> _The task_: Every line that holds the string "higher" is to be identified and copied.

— Start of Supplied data —

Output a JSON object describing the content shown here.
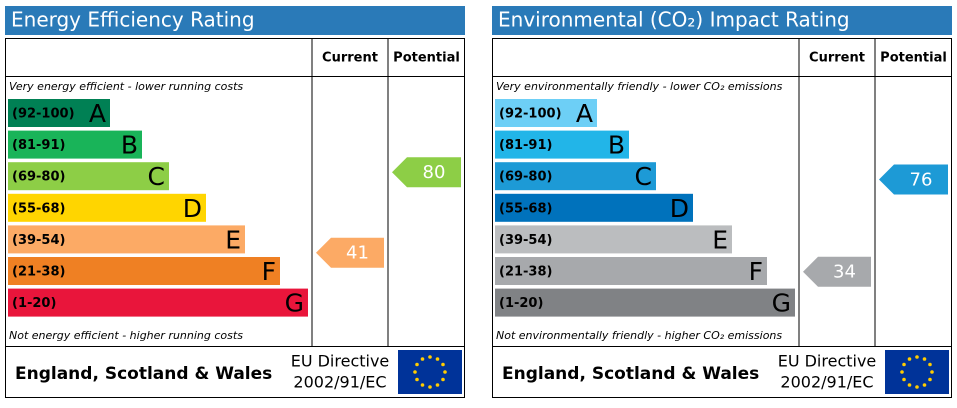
{
  "chart_data": [
    {
      "type": "rating",
      "title": "Energy Efficiency Rating",
      "columns": [
        "Current",
        "Potential"
      ],
      "top_note": "Very energy efficient - lower running costs",
      "bottom_note": "Not energy efficient - higher running costs",
      "bands": [
        {
          "label": "(92-100)",
          "letter": "A",
          "color": "#008054"
        },
        {
          "label": "(81-91)",
          "letter": "B",
          "color": "#19b459"
        },
        {
          "label": "(69-80)",
          "letter": "C",
          "color": "#8dce46"
        },
        {
          "label": "(55-68)",
          "letter": "D",
          "color": "#ffd500"
        },
        {
          "label": "(39-54)",
          "letter": "E",
          "color": "#fcaa65"
        },
        {
          "label": "(21-38)",
          "letter": "F",
          "color": "#ef8023"
        },
        {
          "label": "(1-20)",
          "letter": "G",
          "color": "#e9153b"
        }
      ],
      "current": 41,
      "potential": 80,
      "region": "England, Scotland & Wales",
      "directive": [
        "EU Directive",
        "2002/91/EC"
      ]
    },
    {
      "type": "rating",
      "title": "Environmental (CO₂) Impact Rating",
      "columns": [
        "Current",
        "Potential"
      ],
      "top_note": "Very environmentally friendly - lower CO₂ emissions",
      "bottom_note": "Not environmentally friendly - higher CO₂ emissions",
      "bands": [
        {
          "label": "(92-100)",
          "letter": "A",
          "color": "#6dcff6"
        },
        {
          "label": "(81-91)",
          "letter": "B",
          "color": "#22b5e8"
        },
        {
          "label": "(69-80)",
          "letter": "C",
          "color": "#1d9ad6"
        },
        {
          "label": "(55-68)",
          "letter": "D",
          "color": "#0072bc"
        },
        {
          "label": "(39-54)",
          "letter": "E",
          "color": "#bbbdbf"
        },
        {
          "label": "(21-38)",
          "letter": "F",
          "color": "#a7a9ac"
        },
        {
          "label": "(1-20)",
          "letter": "G",
          "color": "#808285"
        }
      ],
      "current": 34,
      "potential": 76,
      "region": "England, Scotland & Wales",
      "directive": [
        "EU Directive",
        "2002/91/EC"
      ]
    }
  ]
}
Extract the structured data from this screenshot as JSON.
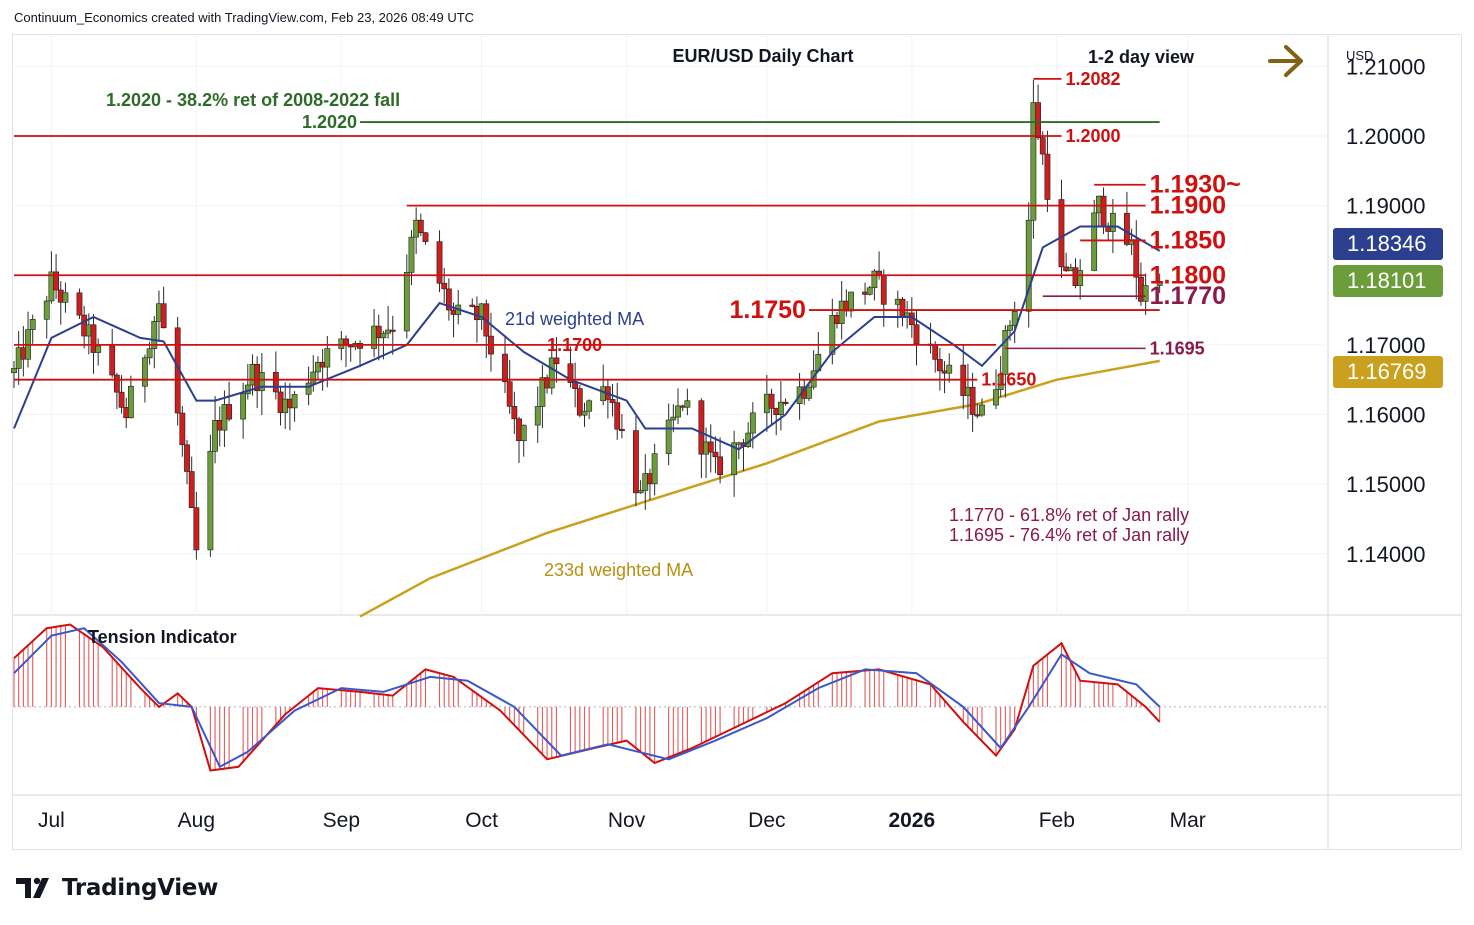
{
  "header": {
    "caption": "Continuum_Economics created with TradingView.com, Feb 23, 2026 08:49 UTC"
  },
  "chart_title": "EUR/USD Daily Chart",
  "view_label": "1-2 day view",
  "currency": "USD",
  "brand": "TradingView",
  "colors": {
    "up_candle": "#6b9e3b",
    "down_candle": "#cc1f1f",
    "wick": "#2a2a2a",
    "ma21": "#2b3f8e",
    "ma233": "#c9a11e",
    "level_red": "#d10f0f",
    "level_green": "#2e6b2a",
    "level_purple": "#8a1a4a",
    "arrow": "#806312",
    "badge_blue": "#2b3f8e",
    "badge_green": "#6b9e3b",
    "badge_gold": "#c9a11e",
    "tension_fill": "#e25b5b",
    "tension_blue": "#3a58c9"
  },
  "icons": {
    "arrow": "right-arrow-icon",
    "logo": "tradingview-logo-icon"
  },
  "chart_data": {
    "type": "candlestick",
    "title": "EUR/USD Daily Chart",
    "y_axis": {
      "ylim": [
        1.1315,
        1.2145
      ],
      "ticks": [
        "1.21000",
        "1.20000",
        "1.19000",
        "1.17000",
        "1.16000",
        "1.15000",
        "1.14000"
      ],
      "tick_values": [
        1.21,
        1.2,
        1.19,
        1.17,
        1.16,
        1.15,
        1.14
      ]
    },
    "x_axis": {
      "labels": [
        "Jul",
        "Aug",
        "Sep",
        "Oct",
        "Nov",
        "Dec",
        "2026",
        "Feb",
        "Mar"
      ],
      "label_dates": [
        "2025-07-01",
        "2025-08-01",
        "2025-09-01",
        "2025-10-01",
        "2025-11-01",
        "2025-12-01",
        "2026-01-01",
        "2026-02-01",
        "2026-03-01"
      ],
      "range": [
        "2025-06-23",
        "2026-03-31"
      ]
    },
    "price_badges": [
      {
        "value": "1.18346",
        "style": "blue"
      },
      {
        "value": "1.18101",
        "style": "green"
      },
      {
        "value": "1.16769",
        "style": "gold"
      }
    ],
    "levels": [
      {
        "label": "1.2082",
        "value": 1.2082,
        "from": "2026-01-27",
        "to": "2026-02-02",
        "color": "red",
        "label_size": "medium"
      },
      {
        "label": "1.2020",
        "value": 1.202,
        "from": "2025-09-05",
        "to": "2026-02-23",
        "color": "green",
        "label_size": "medium",
        "label_side": "left"
      },
      {
        "label": "1.2000",
        "value": 1.2,
        "from": "2025-06-23",
        "to": "2026-02-02",
        "color": "red",
        "label_size": "medium"
      },
      {
        "label": "1.1930~",
        "value": 1.193,
        "from": "2026-02-09",
        "to": "2026-02-20",
        "color": "red",
        "label_size": "large"
      },
      {
        "label": "1.1900",
        "value": 1.19,
        "from": "2025-09-15",
        "to": "2026-02-20",
        "color": "red",
        "label_size": "large"
      },
      {
        "label": "1.1850",
        "value": 1.185,
        "from": "2026-02-06",
        "to": "2026-02-20",
        "color": "red",
        "label_size": "large"
      },
      {
        "label": "1.1800",
        "value": 1.18,
        "from": "2025-06-23",
        "to": "2026-02-20",
        "color": "red",
        "label_size": "large"
      },
      {
        "label": "1.1770",
        "value": 1.177,
        "from": "2026-01-29",
        "to": "2026-02-20",
        "color": "purple",
        "label_size": "large"
      },
      {
        "label": "1.1750",
        "value": 1.175,
        "from": "2025-12-10",
        "to": "2026-02-23",
        "color": "red",
        "label_size": "large",
        "label_side": "left"
      },
      {
        "label": "1.1700",
        "value": 1.17,
        "from": "2025-06-23",
        "to": "2026-01-19",
        "color": "red",
        "label_size": "medium",
        "label_pos": "2025-10-15"
      },
      {
        "label": "1.1695",
        "value": 1.1695,
        "from": "2026-01-21",
        "to": "2026-02-20",
        "color": "purple",
        "label_size": "medium"
      },
      {
        "label": "1.1650",
        "value": 1.165,
        "from": "2025-06-23",
        "to": "2026-01-15",
        "color": "red",
        "label_size": "medium"
      }
    ],
    "annotations": [
      {
        "text": "1.2020 - 38.2% ret of 2008-2022 fall",
        "color": "green"
      },
      {
        "text": "21d weighted MA",
        "color": "blue"
      },
      {
        "text": "233d weighted MA",
        "color": "gold"
      },
      {
        "text": "1.1770 - 61.8% ret of Jan rally",
        "color": "purple"
      },
      {
        "text": "1.1695 - 76.4% ret of Jan rally",
        "color": "purple"
      }
    ],
    "anchors": [
      {
        "date": "2025-06-23",
        "close": 1.166
      },
      {
        "date": "2025-07-01",
        "close": 1.179
      },
      {
        "date": "2025-07-10",
        "close": 1.17
      },
      {
        "date": "2025-07-17",
        "close": 1.16
      },
      {
        "date": "2025-07-24",
        "close": 1.176
      },
      {
        "date": "2025-07-28",
        "close": 1.16
      },
      {
        "date": "2025-08-01",
        "close": 1.14
      },
      {
        "date": "2025-08-05",
        "close": 1.158
      },
      {
        "date": "2025-08-13",
        "close": 1.166
      },
      {
        "date": "2025-08-21",
        "close": 1.161
      },
      {
        "date": "2025-08-27",
        "close": 1.168
      },
      {
        "date": "2025-09-05",
        "close": 1.171
      },
      {
        "date": "2025-09-12",
        "close": 1.173
      },
      {
        "date": "2025-09-17",
        "close": 1.187
      },
      {
        "date": "2025-09-25",
        "close": 1.174
      },
      {
        "date": "2025-10-01",
        "close": 1.174
      },
      {
        "date": "2025-10-09",
        "close": 1.156
      },
      {
        "date": "2025-10-17",
        "close": 1.168
      },
      {
        "date": "2025-10-22",
        "close": 1.161
      },
      {
        "date": "2025-10-28",
        "close": 1.164
      },
      {
        "date": "2025-11-04",
        "close": 1.148
      },
      {
        "date": "2025-11-13",
        "close": 1.162
      },
      {
        "date": "2025-11-20",
        "close": 1.152
      },
      {
        "date": "2025-12-01",
        "close": 1.161
      },
      {
        "date": "2025-12-09",
        "close": 1.164
      },
      {
        "date": "2025-12-16",
        "close": 1.175
      },
      {
        "date": "2025-12-24",
        "close": 1.179
      },
      {
        "date": "2025-12-31",
        "close": 1.174
      },
      {
        "date": "2026-01-08",
        "close": 1.166
      },
      {
        "date": "2026-01-16",
        "close": 1.16
      },
      {
        "date": "2026-01-19",
        "close": 1.165
      },
      {
        "date": "2026-01-23",
        "close": 1.176
      },
      {
        "date": "2026-01-26",
        "close": 1.188
      },
      {
        "date": "2026-01-27",
        "close": 1.204
      },
      {
        "date": "2026-01-29",
        "close": 1.197
      },
      {
        "date": "2026-02-02",
        "close": 1.18
      },
      {
        "date": "2026-02-05",
        "close": 1.179
      },
      {
        "date": "2026-02-10",
        "close": 1.19
      },
      {
        "date": "2026-02-13",
        "close": 1.187
      },
      {
        "date": "2026-02-17",
        "close": 1.184
      },
      {
        "date": "2026-02-19",
        "close": 1.177
      },
      {
        "date": "2026-02-23",
        "close": 1.181
      }
    ],
    "ma21": {
      "name": "21d weighted MA",
      "points": [
        [
          "2025-06-23",
          1.158
        ],
        [
          "2025-07-01",
          1.171
        ],
        [
          "2025-07-10",
          1.174
        ],
        [
          "2025-07-20",
          1.171
        ],
        [
          "2025-07-25",
          1.1705
        ],
        [
          "2025-08-01",
          1.162
        ],
        [
          "2025-08-05",
          1.162
        ],
        [
          "2025-08-15",
          1.164
        ],
        [
          "2025-08-25",
          1.164
        ],
        [
          "2025-09-05",
          1.167
        ],
        [
          "2025-09-15",
          1.17
        ],
        [
          "2025-09-22",
          1.176
        ],
        [
          "2025-10-01",
          1.174
        ],
        [
          "2025-10-10",
          1.169
        ],
        [
          "2025-10-20",
          1.165
        ],
        [
          "2025-11-01",
          1.162
        ],
        [
          "2025-11-05",
          1.158
        ],
        [
          "2025-11-15",
          1.158
        ],
        [
          "2025-11-25",
          1.155
        ],
        [
          "2025-12-05",
          1.16
        ],
        [
          "2025-12-15",
          1.169
        ],
        [
          "2025-12-24",
          1.174
        ],
        [
          "2026-01-01",
          1.174
        ],
        [
          "2026-01-10",
          1.17
        ],
        [
          "2026-01-16",
          1.167
        ],
        [
          "2026-01-23",
          1.172
        ],
        [
          "2026-01-29",
          1.184
        ],
        [
          "2026-02-06",
          1.187
        ],
        [
          "2026-02-14",
          1.187
        ],
        [
          "2026-02-23",
          1.1835
        ]
      ]
    },
    "ma233": {
      "name": "233d weighted MA",
      "points": [
        [
          "2025-09-05",
          1.131
        ],
        [
          "2025-09-20",
          1.1365
        ],
        [
          "2025-10-15",
          1.143
        ],
        [
          "2025-11-05",
          1.1475
        ],
        [
          "2025-12-01",
          1.153
        ],
        [
          "2025-12-25",
          1.159
        ],
        [
          "2026-01-15",
          1.1615
        ],
        [
          "2026-02-01",
          1.165
        ],
        [
          "2026-02-23",
          1.1677
        ]
      ]
    },
    "tension": {
      "label": "Tension Indicator",
      "ylim": [
        -1.15,
        1.2
      ],
      "histogram": [
        [
          "2025-06-23",
          0.65
        ],
        [
          "2025-06-30",
          1.05
        ],
        [
          "2025-07-05",
          1.1
        ],
        [
          "2025-07-12",
          0.8
        ],
        [
          "2025-07-20",
          0.25
        ],
        [
          "2025-07-24",
          0.0
        ],
        [
          "2025-07-28",
          0.18
        ],
        [
          "2025-07-31",
          0.0
        ],
        [
          "2025-08-04",
          -0.85
        ],
        [
          "2025-08-10",
          -0.8
        ],
        [
          "2025-08-20",
          -0.1
        ],
        [
          "2025-08-27",
          0.25
        ],
        [
          "2025-09-05",
          0.2
        ],
        [
          "2025-09-12",
          0.15
        ],
        [
          "2025-09-19",
          0.5
        ],
        [
          "2025-09-25",
          0.4
        ],
        [
          "2025-10-05",
          -0.05
        ],
        [
          "2025-10-15",
          -0.7
        ],
        [
          "2025-10-25",
          -0.55
        ],
        [
          "2025-11-01",
          -0.45
        ],
        [
          "2025-11-07",
          -0.75
        ],
        [
          "2025-11-15",
          -0.55
        ],
        [
          "2025-11-25",
          -0.25
        ],
        [
          "2025-12-05",
          0.05
        ],
        [
          "2025-12-15",
          0.45
        ],
        [
          "2025-12-25",
          0.5
        ],
        [
          "2026-01-05",
          0.3
        ],
        [
          "2026-01-12",
          -0.2
        ],
        [
          "2026-01-19",
          -0.65
        ],
        [
          "2026-01-23",
          -0.3
        ],
        [
          "2026-01-27",
          0.55
        ],
        [
          "2026-02-02",
          0.85
        ],
        [
          "2026-02-06",
          0.35
        ],
        [
          "2026-02-14",
          0.3
        ],
        [
          "2026-02-20",
          0.0
        ],
        [
          "2026-02-23",
          -0.2
        ]
      ],
      "signal": [
        [
          "2025-06-23",
          0.45
        ],
        [
          "2025-07-01",
          0.95
        ],
        [
          "2025-07-08",
          1.05
        ],
        [
          "2025-07-16",
          0.6
        ],
        [
          "2025-07-24",
          0.05
        ],
        [
          "2025-07-31",
          0.0
        ],
        [
          "2025-08-06",
          -0.8
        ],
        [
          "2025-08-12",
          -0.6
        ],
        [
          "2025-08-22",
          -0.05
        ],
        [
          "2025-09-01",
          0.25
        ],
        [
          "2025-09-10",
          0.2
        ],
        [
          "2025-09-20",
          0.4
        ],
        [
          "2025-09-28",
          0.35
        ],
        [
          "2025-10-08",
          0.0
        ],
        [
          "2025-10-18",
          -0.65
        ],
        [
          "2025-10-28",
          -0.5
        ],
        [
          "2025-11-10",
          -0.7
        ],
        [
          "2025-11-20",
          -0.45
        ],
        [
          "2025-12-01",
          -0.15
        ],
        [
          "2025-12-12",
          0.25
        ],
        [
          "2025-12-22",
          0.5
        ],
        [
          "2026-01-02",
          0.45
        ],
        [
          "2026-01-12",
          0.0
        ],
        [
          "2026-01-20",
          -0.55
        ],
        [
          "2026-01-26",
          0.0
        ],
        [
          "2026-02-02",
          0.7
        ],
        [
          "2026-02-08",
          0.45
        ],
        [
          "2026-02-18",
          0.3
        ],
        [
          "2026-02-23",
          0.0
        ]
      ]
    }
  }
}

— End of Supplied data —

> _Finished exercise_:
      "bottom_note": "Not energy efficient - higher running costs",
      "bottom_note": "Not environmentally friendly - higher CO₂ emissions",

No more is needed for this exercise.